Chart and figure data
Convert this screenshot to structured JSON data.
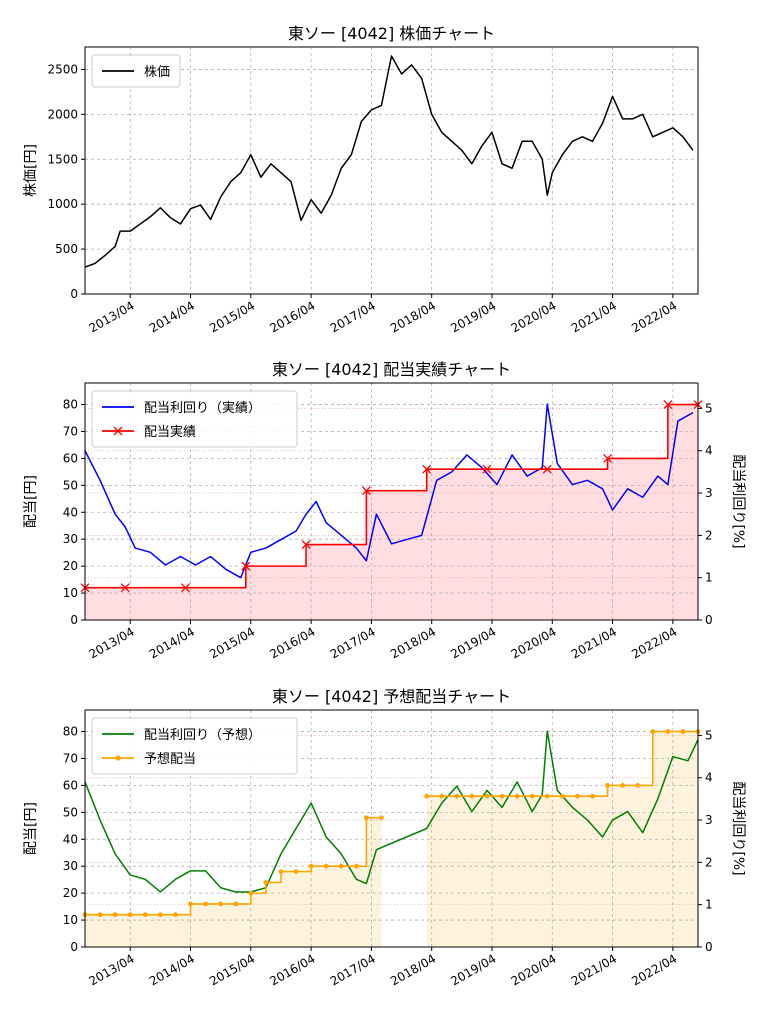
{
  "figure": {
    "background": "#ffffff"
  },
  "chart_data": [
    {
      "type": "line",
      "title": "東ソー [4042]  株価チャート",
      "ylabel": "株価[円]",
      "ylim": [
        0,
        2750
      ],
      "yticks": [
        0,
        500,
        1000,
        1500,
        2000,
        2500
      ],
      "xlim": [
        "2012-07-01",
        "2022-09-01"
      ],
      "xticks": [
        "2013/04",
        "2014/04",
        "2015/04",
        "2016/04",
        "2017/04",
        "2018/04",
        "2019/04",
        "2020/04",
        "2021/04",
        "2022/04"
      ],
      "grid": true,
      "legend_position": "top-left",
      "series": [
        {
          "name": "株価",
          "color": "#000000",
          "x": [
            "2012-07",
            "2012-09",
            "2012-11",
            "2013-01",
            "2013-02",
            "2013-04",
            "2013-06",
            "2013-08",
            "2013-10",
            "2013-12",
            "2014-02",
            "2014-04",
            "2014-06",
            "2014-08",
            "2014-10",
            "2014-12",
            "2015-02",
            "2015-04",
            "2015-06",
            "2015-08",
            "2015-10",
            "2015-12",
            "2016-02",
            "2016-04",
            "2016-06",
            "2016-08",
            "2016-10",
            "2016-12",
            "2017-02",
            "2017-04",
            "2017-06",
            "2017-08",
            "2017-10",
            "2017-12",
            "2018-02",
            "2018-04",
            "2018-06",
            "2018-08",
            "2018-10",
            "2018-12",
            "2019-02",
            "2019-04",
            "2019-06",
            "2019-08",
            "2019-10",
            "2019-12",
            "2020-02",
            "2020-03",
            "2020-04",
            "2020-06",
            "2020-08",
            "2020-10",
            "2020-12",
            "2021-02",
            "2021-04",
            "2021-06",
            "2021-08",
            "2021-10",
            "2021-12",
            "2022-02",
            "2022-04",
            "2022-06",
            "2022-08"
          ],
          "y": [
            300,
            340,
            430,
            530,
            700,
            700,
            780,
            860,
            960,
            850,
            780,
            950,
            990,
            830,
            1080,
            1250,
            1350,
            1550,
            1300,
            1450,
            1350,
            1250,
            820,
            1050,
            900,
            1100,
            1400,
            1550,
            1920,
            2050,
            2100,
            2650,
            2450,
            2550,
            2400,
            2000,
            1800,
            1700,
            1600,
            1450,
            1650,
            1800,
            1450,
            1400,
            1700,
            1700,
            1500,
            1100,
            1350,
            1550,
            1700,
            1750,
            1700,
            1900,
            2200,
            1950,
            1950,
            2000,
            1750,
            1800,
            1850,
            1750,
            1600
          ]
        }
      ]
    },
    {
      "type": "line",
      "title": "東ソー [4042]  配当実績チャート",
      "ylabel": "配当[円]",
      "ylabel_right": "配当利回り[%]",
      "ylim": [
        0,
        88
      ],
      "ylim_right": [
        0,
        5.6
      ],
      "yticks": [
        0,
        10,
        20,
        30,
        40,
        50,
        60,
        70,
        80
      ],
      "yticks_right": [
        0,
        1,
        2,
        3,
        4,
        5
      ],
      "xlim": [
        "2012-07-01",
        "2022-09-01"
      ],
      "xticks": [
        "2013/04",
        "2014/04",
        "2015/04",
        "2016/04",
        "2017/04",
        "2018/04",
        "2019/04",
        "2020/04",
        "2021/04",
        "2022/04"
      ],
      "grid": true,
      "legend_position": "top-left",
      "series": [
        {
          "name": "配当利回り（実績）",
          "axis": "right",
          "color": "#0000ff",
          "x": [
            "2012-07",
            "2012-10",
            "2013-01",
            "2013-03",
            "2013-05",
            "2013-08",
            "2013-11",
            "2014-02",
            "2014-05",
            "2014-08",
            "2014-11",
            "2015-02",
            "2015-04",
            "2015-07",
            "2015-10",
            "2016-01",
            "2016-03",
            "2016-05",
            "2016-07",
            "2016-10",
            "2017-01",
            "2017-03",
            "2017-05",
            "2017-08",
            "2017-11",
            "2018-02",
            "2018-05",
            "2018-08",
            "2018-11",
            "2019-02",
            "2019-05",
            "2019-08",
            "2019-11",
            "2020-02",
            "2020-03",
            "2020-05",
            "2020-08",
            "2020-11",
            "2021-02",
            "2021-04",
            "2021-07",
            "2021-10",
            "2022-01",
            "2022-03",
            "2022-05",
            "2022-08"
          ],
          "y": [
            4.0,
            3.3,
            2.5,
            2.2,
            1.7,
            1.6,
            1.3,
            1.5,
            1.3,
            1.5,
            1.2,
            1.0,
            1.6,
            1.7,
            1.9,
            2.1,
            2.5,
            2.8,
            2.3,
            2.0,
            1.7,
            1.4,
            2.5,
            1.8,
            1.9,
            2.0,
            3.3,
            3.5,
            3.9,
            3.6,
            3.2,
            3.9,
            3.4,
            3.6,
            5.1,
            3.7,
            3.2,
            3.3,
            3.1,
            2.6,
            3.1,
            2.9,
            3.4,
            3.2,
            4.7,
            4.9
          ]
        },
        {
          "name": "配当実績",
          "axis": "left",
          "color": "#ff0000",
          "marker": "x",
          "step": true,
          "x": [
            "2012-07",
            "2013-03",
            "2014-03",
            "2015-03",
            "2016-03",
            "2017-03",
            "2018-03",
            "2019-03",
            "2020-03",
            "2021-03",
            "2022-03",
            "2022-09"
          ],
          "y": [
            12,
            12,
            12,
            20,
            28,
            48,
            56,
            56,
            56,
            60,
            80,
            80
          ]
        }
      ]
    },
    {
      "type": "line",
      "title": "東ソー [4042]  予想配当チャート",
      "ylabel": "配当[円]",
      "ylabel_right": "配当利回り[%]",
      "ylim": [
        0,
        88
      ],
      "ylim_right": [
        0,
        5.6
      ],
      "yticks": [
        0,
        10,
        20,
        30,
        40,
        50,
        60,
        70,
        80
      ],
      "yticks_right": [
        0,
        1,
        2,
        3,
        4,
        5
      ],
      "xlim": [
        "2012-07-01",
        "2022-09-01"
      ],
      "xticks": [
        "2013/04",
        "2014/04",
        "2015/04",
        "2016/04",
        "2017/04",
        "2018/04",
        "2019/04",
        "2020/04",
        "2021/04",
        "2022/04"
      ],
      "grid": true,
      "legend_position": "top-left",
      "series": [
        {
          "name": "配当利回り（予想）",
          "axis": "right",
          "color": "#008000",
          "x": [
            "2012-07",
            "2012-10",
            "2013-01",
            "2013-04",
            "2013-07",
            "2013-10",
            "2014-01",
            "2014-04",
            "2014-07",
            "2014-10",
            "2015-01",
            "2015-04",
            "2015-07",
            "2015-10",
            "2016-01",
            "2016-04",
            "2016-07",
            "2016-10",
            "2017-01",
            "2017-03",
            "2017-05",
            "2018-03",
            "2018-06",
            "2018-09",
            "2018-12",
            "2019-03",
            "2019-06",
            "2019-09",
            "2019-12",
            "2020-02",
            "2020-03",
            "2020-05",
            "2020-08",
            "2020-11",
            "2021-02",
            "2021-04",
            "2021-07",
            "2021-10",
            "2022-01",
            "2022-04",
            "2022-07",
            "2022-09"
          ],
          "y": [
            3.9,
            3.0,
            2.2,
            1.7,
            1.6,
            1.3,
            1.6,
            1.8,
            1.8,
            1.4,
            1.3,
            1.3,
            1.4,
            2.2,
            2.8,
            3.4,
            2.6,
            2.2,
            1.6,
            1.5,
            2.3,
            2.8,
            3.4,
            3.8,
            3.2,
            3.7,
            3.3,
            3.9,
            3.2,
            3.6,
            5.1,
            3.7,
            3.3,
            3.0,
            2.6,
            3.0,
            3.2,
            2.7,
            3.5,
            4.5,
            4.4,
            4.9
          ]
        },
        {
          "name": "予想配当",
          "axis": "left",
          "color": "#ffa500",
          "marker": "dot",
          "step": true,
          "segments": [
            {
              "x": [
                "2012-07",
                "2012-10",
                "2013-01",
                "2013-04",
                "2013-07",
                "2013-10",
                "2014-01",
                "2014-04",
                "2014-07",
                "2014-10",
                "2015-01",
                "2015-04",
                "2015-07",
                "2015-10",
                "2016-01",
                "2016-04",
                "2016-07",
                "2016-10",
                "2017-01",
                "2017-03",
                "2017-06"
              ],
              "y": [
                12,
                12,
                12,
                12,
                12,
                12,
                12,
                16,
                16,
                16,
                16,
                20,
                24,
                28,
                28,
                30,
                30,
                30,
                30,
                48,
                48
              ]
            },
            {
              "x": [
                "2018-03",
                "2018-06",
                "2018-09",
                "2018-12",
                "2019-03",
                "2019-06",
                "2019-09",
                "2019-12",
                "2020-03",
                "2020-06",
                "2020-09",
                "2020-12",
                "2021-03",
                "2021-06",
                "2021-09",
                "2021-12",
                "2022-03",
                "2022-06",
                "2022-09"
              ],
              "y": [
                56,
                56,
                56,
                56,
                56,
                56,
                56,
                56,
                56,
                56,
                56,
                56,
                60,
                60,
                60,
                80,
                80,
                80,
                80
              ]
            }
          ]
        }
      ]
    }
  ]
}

YOUR GOAL: Scan the records for the string "color". Copy each line in which it appears.

CORRECT RESULT:
          "color": "#000000",
          "color": "#0000ff",
          "color": "#ff0000",
          "color": "#008000",
          "color": "#ffa500",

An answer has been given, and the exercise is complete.